• [Task data]:
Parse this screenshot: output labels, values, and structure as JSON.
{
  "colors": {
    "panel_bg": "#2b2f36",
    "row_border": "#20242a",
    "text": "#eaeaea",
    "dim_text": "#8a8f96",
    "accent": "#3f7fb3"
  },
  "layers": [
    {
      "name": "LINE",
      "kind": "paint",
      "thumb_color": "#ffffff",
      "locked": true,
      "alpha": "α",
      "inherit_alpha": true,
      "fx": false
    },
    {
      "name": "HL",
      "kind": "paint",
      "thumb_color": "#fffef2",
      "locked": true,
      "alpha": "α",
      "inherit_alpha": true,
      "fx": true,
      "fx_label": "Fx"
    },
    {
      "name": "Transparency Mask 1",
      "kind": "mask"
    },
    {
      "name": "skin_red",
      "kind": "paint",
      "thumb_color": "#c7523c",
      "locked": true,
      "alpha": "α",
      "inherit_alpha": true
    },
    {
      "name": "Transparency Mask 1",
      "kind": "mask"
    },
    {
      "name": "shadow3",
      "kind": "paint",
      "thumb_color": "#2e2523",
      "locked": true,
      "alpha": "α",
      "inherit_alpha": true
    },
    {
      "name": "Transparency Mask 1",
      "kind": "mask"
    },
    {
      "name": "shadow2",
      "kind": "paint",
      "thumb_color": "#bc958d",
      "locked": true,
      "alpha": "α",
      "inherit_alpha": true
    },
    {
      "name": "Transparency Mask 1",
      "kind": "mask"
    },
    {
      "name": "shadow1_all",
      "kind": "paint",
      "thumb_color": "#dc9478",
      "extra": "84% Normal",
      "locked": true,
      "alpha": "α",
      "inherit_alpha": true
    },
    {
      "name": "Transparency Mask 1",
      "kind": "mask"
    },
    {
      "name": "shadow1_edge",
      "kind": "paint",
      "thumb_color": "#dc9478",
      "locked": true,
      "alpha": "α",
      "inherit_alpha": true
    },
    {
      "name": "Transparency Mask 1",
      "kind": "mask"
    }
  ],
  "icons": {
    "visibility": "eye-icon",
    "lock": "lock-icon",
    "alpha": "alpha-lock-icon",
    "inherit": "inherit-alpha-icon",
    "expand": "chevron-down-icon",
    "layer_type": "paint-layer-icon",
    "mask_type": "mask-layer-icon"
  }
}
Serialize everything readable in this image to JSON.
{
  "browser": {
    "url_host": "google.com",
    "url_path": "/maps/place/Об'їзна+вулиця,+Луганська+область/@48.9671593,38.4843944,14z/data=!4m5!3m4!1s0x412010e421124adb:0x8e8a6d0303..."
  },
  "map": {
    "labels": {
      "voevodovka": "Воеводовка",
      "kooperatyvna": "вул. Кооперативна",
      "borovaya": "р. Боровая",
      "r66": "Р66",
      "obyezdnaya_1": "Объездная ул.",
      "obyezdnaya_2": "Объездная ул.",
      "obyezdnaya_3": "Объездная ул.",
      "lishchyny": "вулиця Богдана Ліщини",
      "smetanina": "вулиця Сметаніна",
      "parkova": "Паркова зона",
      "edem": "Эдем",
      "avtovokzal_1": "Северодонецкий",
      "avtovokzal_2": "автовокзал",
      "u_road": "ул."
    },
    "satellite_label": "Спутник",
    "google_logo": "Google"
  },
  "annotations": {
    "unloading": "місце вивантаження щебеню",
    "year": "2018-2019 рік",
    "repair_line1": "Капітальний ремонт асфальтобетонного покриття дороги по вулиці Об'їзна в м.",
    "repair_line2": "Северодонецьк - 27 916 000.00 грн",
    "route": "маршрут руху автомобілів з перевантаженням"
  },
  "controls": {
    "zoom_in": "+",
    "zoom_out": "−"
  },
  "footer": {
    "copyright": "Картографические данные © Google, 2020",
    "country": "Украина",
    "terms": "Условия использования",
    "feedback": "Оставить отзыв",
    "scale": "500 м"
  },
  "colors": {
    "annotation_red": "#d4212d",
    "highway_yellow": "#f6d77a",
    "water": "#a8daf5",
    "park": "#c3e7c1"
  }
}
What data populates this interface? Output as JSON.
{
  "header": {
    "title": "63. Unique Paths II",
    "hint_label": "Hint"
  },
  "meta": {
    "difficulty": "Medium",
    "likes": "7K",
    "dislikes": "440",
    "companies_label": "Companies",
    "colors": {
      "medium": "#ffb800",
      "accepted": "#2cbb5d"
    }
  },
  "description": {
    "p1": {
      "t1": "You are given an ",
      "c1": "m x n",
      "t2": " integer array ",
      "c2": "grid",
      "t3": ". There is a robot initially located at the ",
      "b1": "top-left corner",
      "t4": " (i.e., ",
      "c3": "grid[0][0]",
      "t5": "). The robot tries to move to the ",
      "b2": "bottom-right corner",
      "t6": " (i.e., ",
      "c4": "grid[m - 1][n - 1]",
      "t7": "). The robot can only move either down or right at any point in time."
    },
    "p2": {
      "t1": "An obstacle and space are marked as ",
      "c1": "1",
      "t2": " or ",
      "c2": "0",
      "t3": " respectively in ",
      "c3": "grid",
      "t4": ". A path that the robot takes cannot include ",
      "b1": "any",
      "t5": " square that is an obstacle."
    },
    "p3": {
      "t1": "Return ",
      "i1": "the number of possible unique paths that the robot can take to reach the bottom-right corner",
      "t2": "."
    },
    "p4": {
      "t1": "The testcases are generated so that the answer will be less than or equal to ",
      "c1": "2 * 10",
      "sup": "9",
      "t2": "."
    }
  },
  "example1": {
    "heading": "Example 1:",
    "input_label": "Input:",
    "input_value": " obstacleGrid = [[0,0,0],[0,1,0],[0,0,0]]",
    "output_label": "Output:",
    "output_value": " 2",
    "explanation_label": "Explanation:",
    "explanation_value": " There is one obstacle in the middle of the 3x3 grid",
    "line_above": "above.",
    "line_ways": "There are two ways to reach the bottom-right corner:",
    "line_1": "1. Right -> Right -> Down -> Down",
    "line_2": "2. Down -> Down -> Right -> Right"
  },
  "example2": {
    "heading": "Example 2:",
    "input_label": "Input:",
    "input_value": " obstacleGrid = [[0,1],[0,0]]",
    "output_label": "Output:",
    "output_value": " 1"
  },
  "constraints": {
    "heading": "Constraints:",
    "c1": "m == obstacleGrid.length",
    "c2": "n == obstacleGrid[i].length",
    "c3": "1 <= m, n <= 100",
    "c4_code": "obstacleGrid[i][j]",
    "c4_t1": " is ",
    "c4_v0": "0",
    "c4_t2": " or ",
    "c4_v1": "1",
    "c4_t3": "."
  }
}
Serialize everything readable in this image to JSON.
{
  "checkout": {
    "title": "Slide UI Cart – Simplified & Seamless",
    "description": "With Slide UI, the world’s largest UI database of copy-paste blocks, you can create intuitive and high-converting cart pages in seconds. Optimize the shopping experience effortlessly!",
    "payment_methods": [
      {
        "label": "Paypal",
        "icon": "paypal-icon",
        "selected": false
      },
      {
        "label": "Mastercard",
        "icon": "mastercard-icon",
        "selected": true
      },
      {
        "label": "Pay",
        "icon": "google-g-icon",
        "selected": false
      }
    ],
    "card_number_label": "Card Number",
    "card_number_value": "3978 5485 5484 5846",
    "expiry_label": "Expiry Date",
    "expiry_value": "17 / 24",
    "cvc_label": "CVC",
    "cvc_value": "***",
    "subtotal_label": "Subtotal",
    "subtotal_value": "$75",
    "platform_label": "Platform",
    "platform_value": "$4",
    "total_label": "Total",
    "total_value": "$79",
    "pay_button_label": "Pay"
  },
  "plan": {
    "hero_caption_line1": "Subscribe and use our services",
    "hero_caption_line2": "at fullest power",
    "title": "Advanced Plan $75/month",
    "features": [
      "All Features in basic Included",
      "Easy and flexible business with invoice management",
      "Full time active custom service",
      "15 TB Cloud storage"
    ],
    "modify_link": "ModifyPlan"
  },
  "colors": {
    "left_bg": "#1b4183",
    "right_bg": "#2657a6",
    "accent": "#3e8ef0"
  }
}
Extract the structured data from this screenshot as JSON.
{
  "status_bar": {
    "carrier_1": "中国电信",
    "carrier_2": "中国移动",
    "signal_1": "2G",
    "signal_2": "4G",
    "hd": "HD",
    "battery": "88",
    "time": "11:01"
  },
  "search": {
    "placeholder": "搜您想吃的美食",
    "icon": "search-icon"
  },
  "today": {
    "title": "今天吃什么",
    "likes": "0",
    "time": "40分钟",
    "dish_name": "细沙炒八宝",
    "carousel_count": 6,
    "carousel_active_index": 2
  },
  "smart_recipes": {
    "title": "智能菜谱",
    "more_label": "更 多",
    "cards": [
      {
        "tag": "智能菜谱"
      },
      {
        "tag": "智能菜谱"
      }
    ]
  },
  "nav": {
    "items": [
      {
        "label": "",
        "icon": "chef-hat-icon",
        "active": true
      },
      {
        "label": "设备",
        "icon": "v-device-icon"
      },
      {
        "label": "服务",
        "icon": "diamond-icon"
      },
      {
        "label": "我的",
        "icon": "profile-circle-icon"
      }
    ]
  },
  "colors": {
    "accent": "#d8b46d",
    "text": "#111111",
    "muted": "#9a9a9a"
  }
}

• [Aim of the task]: Show every line from the listing above in which the string "screenshot" appears.

• [Answer to this exercise]:
Parse this screenshot: output labels, values, and structure as JSON.
Extract the structured data from this screenshot as JSON.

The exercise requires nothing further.